• DO THIS: Reproduce each line of the material precisely.

• DATA RECORDS:

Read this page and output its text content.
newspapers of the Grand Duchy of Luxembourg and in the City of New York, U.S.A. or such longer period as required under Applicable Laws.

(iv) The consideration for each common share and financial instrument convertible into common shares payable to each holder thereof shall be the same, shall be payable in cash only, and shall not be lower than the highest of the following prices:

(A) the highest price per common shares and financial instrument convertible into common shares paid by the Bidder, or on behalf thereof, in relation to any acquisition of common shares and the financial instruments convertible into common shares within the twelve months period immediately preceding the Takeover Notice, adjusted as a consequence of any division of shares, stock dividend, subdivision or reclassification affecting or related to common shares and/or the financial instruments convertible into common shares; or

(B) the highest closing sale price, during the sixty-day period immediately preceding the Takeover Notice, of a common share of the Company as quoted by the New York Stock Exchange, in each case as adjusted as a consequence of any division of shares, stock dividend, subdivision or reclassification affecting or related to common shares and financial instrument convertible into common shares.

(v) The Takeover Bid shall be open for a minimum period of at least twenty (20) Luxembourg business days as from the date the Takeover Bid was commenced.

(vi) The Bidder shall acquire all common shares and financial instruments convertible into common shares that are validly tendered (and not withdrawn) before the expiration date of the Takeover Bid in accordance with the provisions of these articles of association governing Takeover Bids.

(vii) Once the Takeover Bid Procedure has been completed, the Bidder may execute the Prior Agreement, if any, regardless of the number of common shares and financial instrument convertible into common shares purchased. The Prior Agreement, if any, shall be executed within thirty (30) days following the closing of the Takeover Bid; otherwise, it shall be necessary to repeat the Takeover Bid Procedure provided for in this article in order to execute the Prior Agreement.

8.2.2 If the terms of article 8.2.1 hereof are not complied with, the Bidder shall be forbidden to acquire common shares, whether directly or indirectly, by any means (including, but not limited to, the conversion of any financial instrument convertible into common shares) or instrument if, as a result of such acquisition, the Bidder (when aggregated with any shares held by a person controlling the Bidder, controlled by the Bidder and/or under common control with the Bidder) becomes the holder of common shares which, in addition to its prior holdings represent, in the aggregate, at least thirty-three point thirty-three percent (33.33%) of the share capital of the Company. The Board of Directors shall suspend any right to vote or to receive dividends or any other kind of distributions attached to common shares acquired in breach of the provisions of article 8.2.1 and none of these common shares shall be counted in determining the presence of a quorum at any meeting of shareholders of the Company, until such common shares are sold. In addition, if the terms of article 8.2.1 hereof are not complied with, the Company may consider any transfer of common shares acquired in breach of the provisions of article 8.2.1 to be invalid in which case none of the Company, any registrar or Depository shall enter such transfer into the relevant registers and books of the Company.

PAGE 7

• SOLUTION FOR THIS TASK:
Read this page and output its text content.
newspapers of the Grand Duchy of Luxembourg and in the City of New York, U.S.A. or such longer period as required under Applicable Laws.

(iv) The consideration for each common share and financial instrument convertible into common shares payable to each holder thereof shall be the same, shall be payable in cash only, and shall not be lower than the highest of the following prices:

(A) the highest price per common shares and financial instrument convertible into common shares paid by the Bidder, or on behalf thereof, in relation to any acquisition of common shares and the financial instruments convertible into common shares within the twelve months period immediately preceding the Takeover Notice, adjusted as a consequence of any division of shares, stock dividend, subdivision or reclassification affecting or related to common shares and/or the financial instruments convertible into common shares; or

(B) the highest closing sale price, during the sixty-day period immediately preceding the Takeover Notice, of a common share of the Company as quoted by the New York Stock Exchange, in each case as adjusted as a consequence of any division of shares, stock dividend, subdivision or reclassification affecting or related to common shares and financial instrument convertible into common shares.

(v) The Takeover Bid shall be open for a minimum period of at least twenty (20) Luxembourg business days as from the date the Takeover Bid was commenced.

(vi) The Bidder shall acquire all common shares and financial instruments convertible into common shares that are validly tendered (and not withdrawn) before the expiration date of the Takeover Bid in accordance with the provisions of these articles of association governing Takeover Bids.

(vii) Once the Takeover Bid Procedure has been completed, the Bidder may execute the Prior Agreement, if any, regardless of the number of common shares and financial instrument convertible into common shares purchased. The Prior Agreement, if any, shall be executed within thirty (30) days following the closing of the Takeover Bid; otherwise, it shall be necessary to repeat the Takeover Bid Procedure provided for in this article in order to execute the Prior Agreement.

8.2.2 If the terms of article 8.2.1 hereof are not complied with, the Bidder shall be forbidden to acquire common shares, whether directly or indirectly, by any means (including, but not limited to, the conversion of any financial instrument convertible into common shares) or instrument if, as a result of such acquisition, the Bidder (when aggregated with any shares held by a person controlling the Bidder, controlled by the Bidder and/or under common control with the Bidder) becomes the holder of common shares which, in addition to its prior holdings represent, in the aggregate, at least thirty-three point thirty-three percent (33.33%) of the share capital of the Company. The Board of Directors shall suspend any right to vote or to receive dividends or any other kind of distributions attached to common shares acquired in breach of the provisions of article 8.2.1 and none of these common shares shall be counted in determining the presence of a quorum at any meeting of shareholders of the Company, until such common shares are sold. In addition, if the terms of article 8.2.1 hereof are not complied with, the Company may consider any transfer of common shares acquired in breach of the provisions of article 8.2.1 to be invalid in which case none of the Company, any registrar or Depository shall enter such transfer into the relevant registers and books of the Company.

PAGE 7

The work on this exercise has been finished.